> **WORK TO COMPLETE**: Write out the material exactly, without any of its pictures.

> **Data records**:
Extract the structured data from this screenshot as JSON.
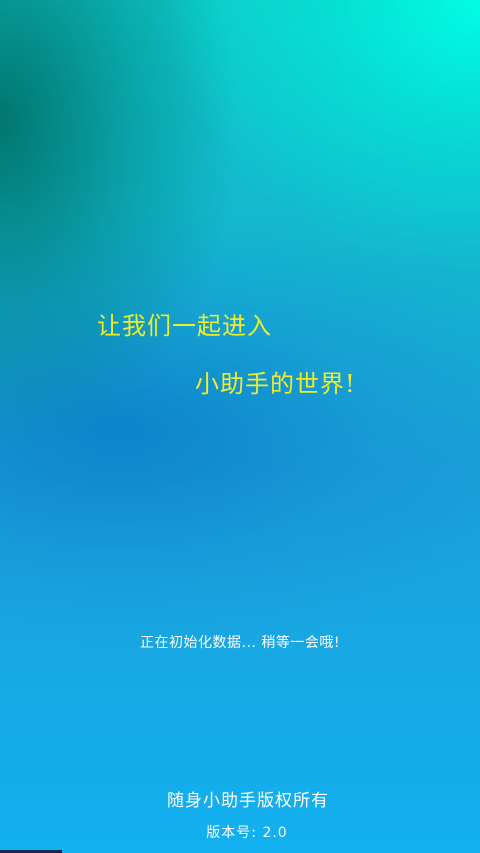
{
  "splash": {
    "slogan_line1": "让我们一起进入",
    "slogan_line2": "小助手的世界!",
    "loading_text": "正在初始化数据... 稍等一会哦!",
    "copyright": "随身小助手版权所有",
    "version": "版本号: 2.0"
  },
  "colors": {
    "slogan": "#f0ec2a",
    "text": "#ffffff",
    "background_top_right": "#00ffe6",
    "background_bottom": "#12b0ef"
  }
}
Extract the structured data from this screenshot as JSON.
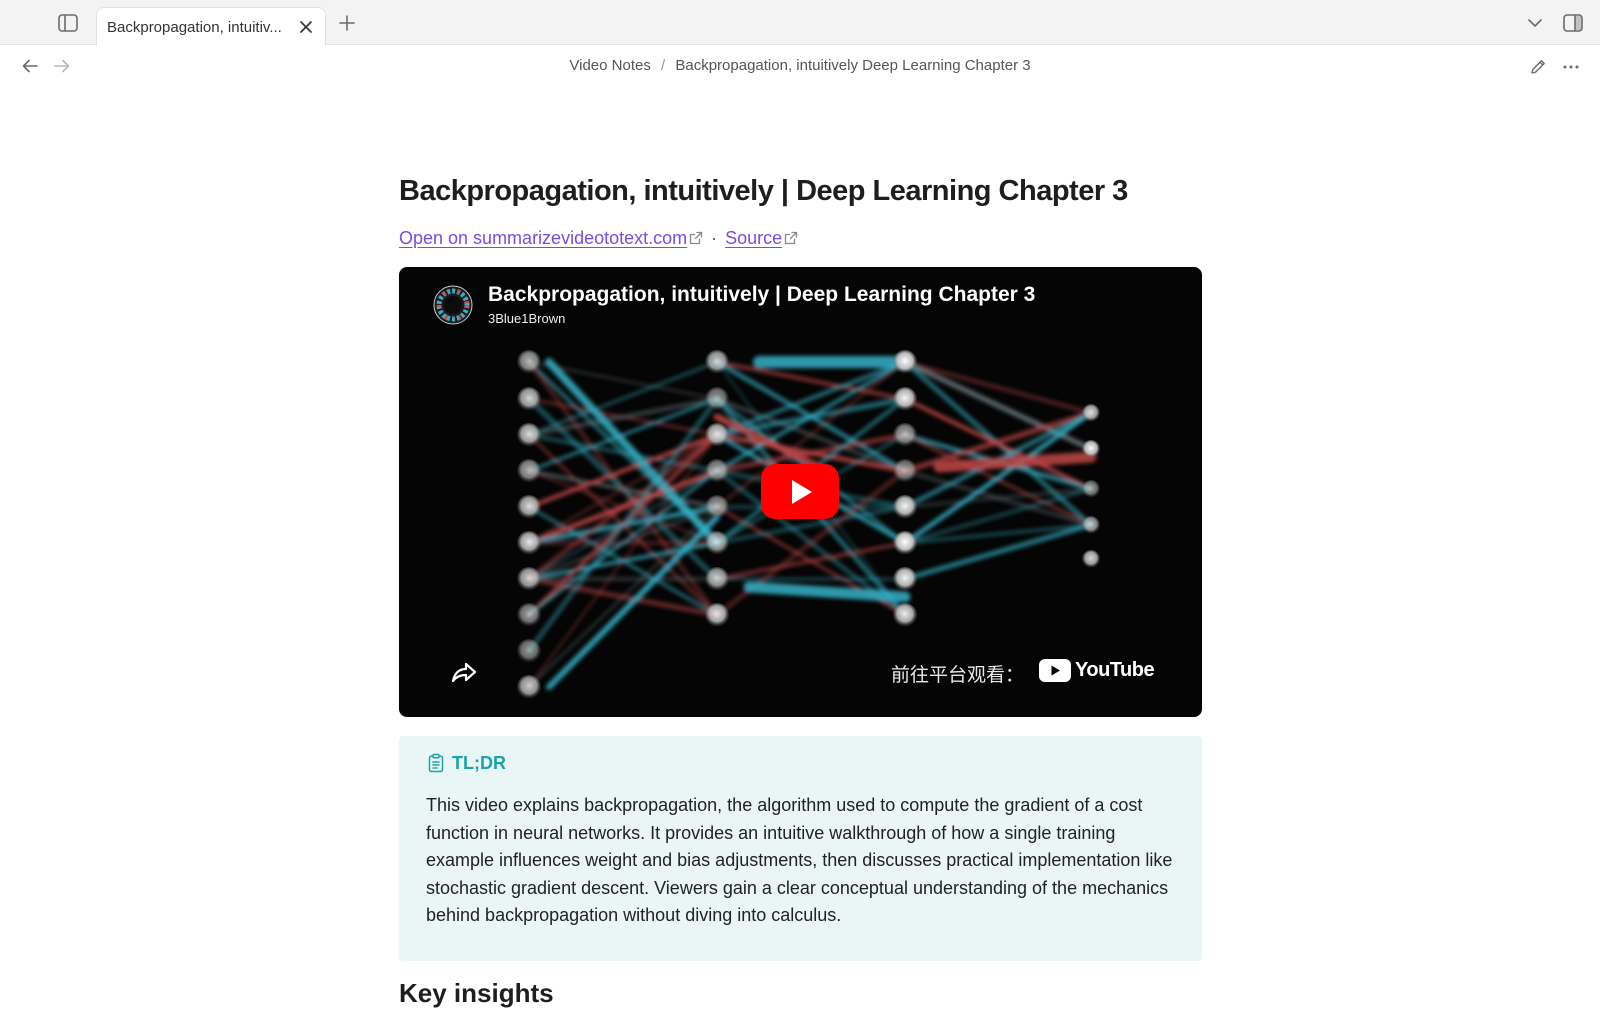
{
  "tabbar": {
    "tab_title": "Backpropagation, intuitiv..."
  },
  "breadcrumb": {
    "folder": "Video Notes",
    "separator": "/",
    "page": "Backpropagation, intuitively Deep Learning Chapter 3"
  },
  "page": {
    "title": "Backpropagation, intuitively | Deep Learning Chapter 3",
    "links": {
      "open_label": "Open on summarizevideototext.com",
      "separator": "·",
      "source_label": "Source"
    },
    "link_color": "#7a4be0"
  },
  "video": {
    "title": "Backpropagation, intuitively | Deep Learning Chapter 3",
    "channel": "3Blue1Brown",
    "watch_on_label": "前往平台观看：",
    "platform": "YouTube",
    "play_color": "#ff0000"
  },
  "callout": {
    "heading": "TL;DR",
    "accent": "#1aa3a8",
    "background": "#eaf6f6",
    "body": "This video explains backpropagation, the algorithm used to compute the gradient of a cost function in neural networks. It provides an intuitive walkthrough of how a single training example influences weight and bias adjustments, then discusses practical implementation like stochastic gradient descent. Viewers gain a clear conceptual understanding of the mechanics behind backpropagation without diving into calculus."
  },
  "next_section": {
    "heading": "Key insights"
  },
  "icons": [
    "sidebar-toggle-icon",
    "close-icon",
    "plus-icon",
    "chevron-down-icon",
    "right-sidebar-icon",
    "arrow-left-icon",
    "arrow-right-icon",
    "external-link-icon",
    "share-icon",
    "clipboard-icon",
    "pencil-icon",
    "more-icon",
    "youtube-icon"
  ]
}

> **FINAL RESULT**:
Extract the structured data from this screenshot as JSON.
{
  "splash": {
    "slogan_line1": "让我们一起进入",
    "slogan_line2": "小助手的世界!",
    "loading_text": "正在初始化数据... 稍等一会哦!",
    "copyright": "随身小助手版权所有",
    "version": "版本号: 2.0"
  },
  "colors": {
    "slogan": "#f0ec2a",
    "text": "#ffffff",
    "background_top_right": "#00ffe6",
    "background_bottom": "#12b0ef"
  }
}
Extract the structured data from this screenshot as JSON.
{
  "tabbar": {
    "tab_title": "Backpropagation, intuitiv..."
  },
  "breadcrumb": {
    "folder": "Video Notes",
    "separator": "/",
    "page": "Backpropagation, intuitively Deep Learning Chapter 3"
  },
  "page": {
    "title": "Backpropagation, intuitively | Deep Learning Chapter 3",
    "links": {
      "open_label": "Open on summarizevideototext.com",
      "separator": "·",
      "source_label": "Source"
    },
    "link_color": "#7a4be0"
  },
  "video": {
    "title": "Backpropagation, intuitively | Deep Learning Chapter 3",
    "channel": "3Blue1Brown",
    "watch_on_label": "前往平台观看：",
    "platform": "YouTube",
    "play_color": "#ff0000"
  },
  "callout": {
    "heading": "TL;DR",
    "accent": "#1aa3a8",
    "background": "#eaf6f6",
    "body": "This video explains backpropagation, the algorithm used to compute the gradient of a cost function in neural networks. It provides an intuitive walkthrough of how a single training example influences weight and bias adjustments, then discusses practical implementation like stochastic gradient descent. Viewers gain a clear conceptual understanding of the mechanics behind backpropagation without diving into calculus."
  },
  "next_section": {
    "heading": "Key insights"
  },
  "icons": [
    "sidebar-toggle-icon",
    "close-icon",
    "plus-icon",
    "chevron-down-icon",
    "right-sidebar-icon",
    "arrow-left-icon",
    "arrow-right-icon",
    "external-link-icon",
    "share-icon",
    "clipboard-icon",
    "pencil-icon",
    "more-icon",
    "youtube-icon"
  ]
}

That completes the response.